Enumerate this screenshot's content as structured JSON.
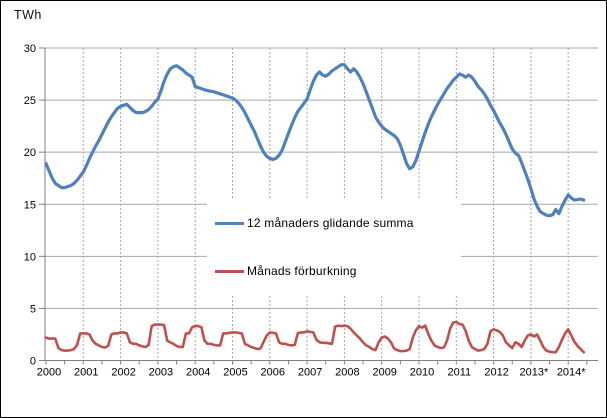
{
  "chart_data": {
    "type": "line",
    "title": "",
    "ylabel": "TWh",
    "xlabel": "",
    "ylim": [
      0,
      30
    ],
    "yticks": [
      0,
      5,
      10,
      15,
      20,
      25,
      30
    ],
    "x_interval": "monthly",
    "x_start": "2000-01",
    "x_end": "2014-06",
    "x_tick_labels": [
      "2000",
      "2001",
      "2002",
      "2003",
      "2004",
      "2005",
      "2006",
      "2007",
      "2008",
      "2009",
      "2010",
      "2011",
      "2012",
      "2013*",
      "2014*"
    ],
    "grid": {
      "horizontal": "solid",
      "vertical": "dashed-every-year"
    },
    "legend_position": "inside-center-left",
    "series": [
      {
        "name": "12 månaders glidande summa",
        "color": "#4F81BD",
        "stroke_width": 3.2,
        "values": [
          18.9,
          18.2,
          17.5,
          17.0,
          16.8,
          16.6,
          16.6,
          16.7,
          16.8,
          17.0,
          17.3,
          17.7,
          18.1,
          18.7,
          19.4,
          20.0,
          20.6,
          21.1,
          21.7,
          22.3,
          22.9,
          23.4,
          23.8,
          24.2,
          24.4,
          24.5,
          24.6,
          24.3,
          24.0,
          23.8,
          23.8,
          23.8,
          23.9,
          24.1,
          24.4,
          24.8,
          25.1,
          25.9,
          26.8,
          27.5,
          28.0,
          28.2,
          28.3,
          28.1,
          27.9,
          27.6,
          27.4,
          27.2,
          26.3,
          26.2,
          26.1,
          26.0,
          25.9,
          25.85,
          25.8,
          25.7,
          25.6,
          25.5,
          25.4,
          25.3,
          25.2,
          25.0,
          24.7,
          24.3,
          23.8,
          23.2,
          22.6,
          22.0,
          21.3,
          20.6,
          20.0,
          19.6,
          19.4,
          19.3,
          19.4,
          19.7,
          20.2,
          21.0,
          21.8,
          22.6,
          23.3,
          23.9,
          24.3,
          24.7,
          25.1,
          26.0,
          26.8,
          27.4,
          27.7,
          27.4,
          27.3,
          27.5,
          27.8,
          28.0,
          28.2,
          28.4,
          28.4,
          28.0,
          27.7,
          28.0,
          27.7,
          27.2,
          26.6,
          25.8,
          25.0,
          24.2,
          23.4,
          22.9,
          22.5,
          22.2,
          22.0,
          21.8,
          21.6,
          21.3,
          20.7,
          19.8,
          18.9,
          18.4,
          18.6,
          19.2,
          20.1,
          21.0,
          21.9,
          22.7,
          23.4,
          24.0,
          24.6,
          25.1,
          25.6,
          26.1,
          26.5,
          26.9,
          27.2,
          27.5,
          27.4,
          27.2,
          27.4,
          27.2,
          26.8,
          26.3,
          26.0,
          25.6,
          25.1,
          24.5,
          24.0,
          23.4,
          22.8,
          22.3,
          21.7,
          21.0,
          20.3,
          19.9,
          19.7,
          19.0,
          18.2,
          17.4,
          16.5,
          15.5,
          14.8,
          14.3,
          14.1,
          13.95,
          13.9,
          14.0,
          14.5,
          14.1,
          14.8,
          15.4,
          15.9,
          15.6,
          15.4,
          15.45,
          15.5,
          15.4
        ]
      },
      {
        "name": "Månads förburkning",
        "color": "#C0504D",
        "stroke_width": 2.6,
        "values": [
          2.2,
          2.1,
          2.1,
          2.1,
          1.2,
          1.0,
          0.95,
          0.95,
          1.0,
          1.1,
          1.5,
          2.6,
          2.6,
          2.6,
          2.5,
          1.9,
          1.6,
          1.45,
          1.3,
          1.25,
          1.4,
          2.5,
          2.6,
          2.6,
          2.7,
          2.7,
          2.6,
          1.75,
          1.6,
          1.6,
          1.45,
          1.35,
          1.3,
          1.5,
          3.3,
          3.45,
          3.45,
          3.45,
          3.4,
          1.9,
          1.75,
          1.6,
          1.4,
          1.3,
          1.3,
          2.6,
          2.6,
          3.2,
          3.3,
          3.3,
          3.2,
          1.9,
          1.6,
          1.6,
          1.5,
          1.45,
          1.45,
          2.6,
          2.6,
          2.65,
          2.7,
          2.7,
          2.65,
          2.6,
          1.6,
          1.45,
          1.3,
          1.2,
          1.1,
          1.15,
          1.8,
          2.4,
          2.7,
          2.65,
          2.6,
          1.75,
          1.6,
          1.6,
          1.5,
          1.45,
          1.5,
          2.6,
          2.7,
          2.7,
          2.8,
          2.75,
          2.7,
          2.0,
          1.75,
          1.7,
          1.7,
          1.65,
          1.6,
          3.25,
          3.35,
          3.3,
          3.35,
          3.3,
          3.05,
          2.7,
          2.4,
          2.1,
          1.75,
          1.45,
          1.3,
          1.1,
          1.0,
          1.75,
          2.2,
          2.3,
          2.1,
          1.75,
          1.15,
          1.0,
          0.9,
          0.9,
          0.95,
          1.1,
          2.2,
          2.9,
          3.3,
          3.15,
          3.35,
          2.55,
          1.9,
          1.45,
          1.3,
          1.2,
          1.25,
          1.9,
          3.05,
          3.65,
          3.7,
          3.5,
          3.45,
          2.85,
          1.9,
          1.3,
          1.1,
          0.95,
          1.0,
          1.1,
          1.6,
          2.8,
          3.0,
          2.9,
          2.75,
          2.4,
          1.75,
          1.45,
          1.2,
          1.75,
          1.6,
          1.3,
          1.9,
          2.4,
          2.5,
          2.3,
          2.5,
          1.9,
          1.3,
          0.95,
          0.85,
          0.8,
          0.8,
          1.3,
          2.0,
          2.6,
          3.0,
          2.4,
          1.8,
          1.4,
          1.1,
          0.8
        ]
      }
    ]
  },
  "colors": {
    "series_blue": "#4F81BD",
    "series_red": "#C0504D",
    "gridline": "#A8A8A8",
    "axis": "#808080",
    "text": "#000000",
    "background": "#FFFFFF"
  }
}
*****
> **TO DO**
Copy the records above exactly, omitting every picture.

> **CORRECT RESPONSE**
Enumerate this screenshot's content as structured JSON.
{
  "chart_data": {
    "type": "line",
    "title": "",
    "ylabel": "TWh",
    "xlabel": "",
    "ylim": [
      0,
      30
    ],
    "yticks": [
      0,
      5,
      10,
      15,
      20,
      25,
      30
    ],
    "x_interval": "monthly",
    "x_start": "2000-01",
    "x_end": "2014-06",
    "x_tick_labels": [
      "2000",
      "2001",
      "2002",
      "2003",
      "2004",
      "2005",
      "2006",
      "2007",
      "2008",
      "2009",
      "2010",
      "2011",
      "2012",
      "2013*",
      "2014*"
    ],
    "grid": {
      "horizontal": "solid",
      "vertical": "dashed-every-year"
    },
    "legend_position": "inside-center-left",
    "series": [
      {
        "name": "12 månaders glidande summa",
        "color": "#4F81BD",
        "stroke_width": 3.2,
        "values": [
          18.9,
          18.2,
          17.5,
          17.0,
          16.8,
          16.6,
          16.6,
          16.7,
          16.8,
          17.0,
          17.3,
          17.7,
          18.1,
          18.7,
          19.4,
          20.0,
          20.6,
          21.1,
          21.7,
          22.3,
          22.9,
          23.4,
          23.8,
          24.2,
          24.4,
          24.5,
          24.6,
          24.3,
          24.0,
          23.8,
          23.8,
          23.8,
          23.9,
          24.1,
          24.4,
          24.8,
          25.1,
          25.9,
          26.8,
          27.5,
          28.0,
          28.2,
          28.3,
          28.1,
          27.9,
          27.6,
          27.4,
          27.2,
          26.3,
          26.2,
          26.1,
          26.0,
          25.9,
          25.85,
          25.8,
          25.7,
          25.6,
          25.5,
          25.4,
          25.3,
          25.2,
          25.0,
          24.7,
          24.3,
          23.8,
          23.2,
          22.6,
          22.0,
          21.3,
          20.6,
          20.0,
          19.6,
          19.4,
          19.3,
          19.4,
          19.7,
          20.2,
          21.0,
          21.8,
          22.6,
          23.3,
          23.9,
          24.3,
          24.7,
          25.1,
          26.0,
          26.8,
          27.4,
          27.7,
          27.4,
          27.3,
          27.5,
          27.8,
          28.0,
          28.2,
          28.4,
          28.4,
          28.0,
          27.7,
          28.0,
          27.7,
          27.2,
          26.6,
          25.8,
          25.0,
          24.2,
          23.4,
          22.9,
          22.5,
          22.2,
          22.0,
          21.8,
          21.6,
          21.3,
          20.7,
          19.8,
          18.9,
          18.4,
          18.6,
          19.2,
          20.1,
          21.0,
          21.9,
          22.7,
          23.4,
          24.0,
          24.6,
          25.1,
          25.6,
          26.1,
          26.5,
          26.9,
          27.2,
          27.5,
          27.4,
          27.2,
          27.4,
          27.2,
          26.8,
          26.3,
          26.0,
          25.6,
          25.1,
          24.5,
          24.0,
          23.4,
          22.8,
          22.3,
          21.7,
          21.0,
          20.3,
          19.9,
          19.7,
          19.0,
          18.2,
          17.4,
          16.5,
          15.5,
          14.8,
          14.3,
          14.1,
          13.95,
          13.9,
          14.0,
          14.5,
          14.1,
          14.8,
          15.4,
          15.9,
          15.6,
          15.4,
          15.45,
          15.5,
          15.4
        ]
      },
      {
        "name": "Månads förburkning",
        "color": "#C0504D",
        "stroke_width": 2.6,
        "values": [
          2.2,
          2.1,
          2.1,
          2.1,
          1.2,
          1.0,
          0.95,
          0.95,
          1.0,
          1.1,
          1.5,
          2.6,
          2.6,
          2.6,
          2.5,
          1.9,
          1.6,
          1.45,
          1.3,
          1.25,
          1.4,
          2.5,
          2.6,
          2.6,
          2.7,
          2.7,
          2.6,
          1.75,
          1.6,
          1.6,
          1.45,
          1.35,
          1.3,
          1.5,
          3.3,
          3.45,
          3.45,
          3.45,
          3.4,
          1.9,
          1.75,
          1.6,
          1.4,
          1.3,
          1.3,
          2.6,
          2.6,
          3.2,
          3.3,
          3.3,
          3.2,
          1.9,
          1.6,
          1.6,
          1.5,
          1.45,
          1.45,
          2.6,
          2.6,
          2.65,
          2.7,
          2.7,
          2.65,
          2.6,
          1.6,
          1.45,
          1.3,
          1.2,
          1.1,
          1.15,
          1.8,
          2.4,
          2.7,
          2.65,
          2.6,
          1.75,
          1.6,
          1.6,
          1.5,
          1.45,
          1.5,
          2.6,
          2.7,
          2.7,
          2.8,
          2.75,
          2.7,
          2.0,
          1.75,
          1.7,
          1.7,
          1.65,
          1.6,
          3.25,
          3.35,
          3.3,
          3.35,
          3.3,
          3.05,
          2.7,
          2.4,
          2.1,
          1.75,
          1.45,
          1.3,
          1.1,
          1.0,
          1.75,
          2.2,
          2.3,
          2.1,
          1.75,
          1.15,
          1.0,
          0.9,
          0.9,
          0.95,
          1.1,
          2.2,
          2.9,
          3.3,
          3.15,
          3.35,
          2.55,
          1.9,
          1.45,
          1.3,
          1.2,
          1.25,
          1.9,
          3.05,
          3.65,
          3.7,
          3.5,
          3.45,
          2.85,
          1.9,
          1.3,
          1.1,
          0.95,
          1.0,
          1.1,
          1.6,
          2.8,
          3.0,
          2.9,
          2.75,
          2.4,
          1.75,
          1.45,
          1.2,
          1.75,
          1.6,
          1.3,
          1.9,
          2.4,
          2.5,
          2.3,
          2.5,
          1.9,
          1.3,
          0.95,
          0.85,
          0.8,
          0.8,
          1.3,
          2.0,
          2.6,
          3.0,
          2.4,
          1.8,
          1.4,
          1.1,
          0.8
        ]
      }
    ]
  },
  "colors": {
    "series_blue": "#4F81BD",
    "series_red": "#C0504D",
    "gridline": "#A8A8A8",
    "axis": "#808080",
    "text": "#000000",
    "background": "#FFFFFF"
  }
}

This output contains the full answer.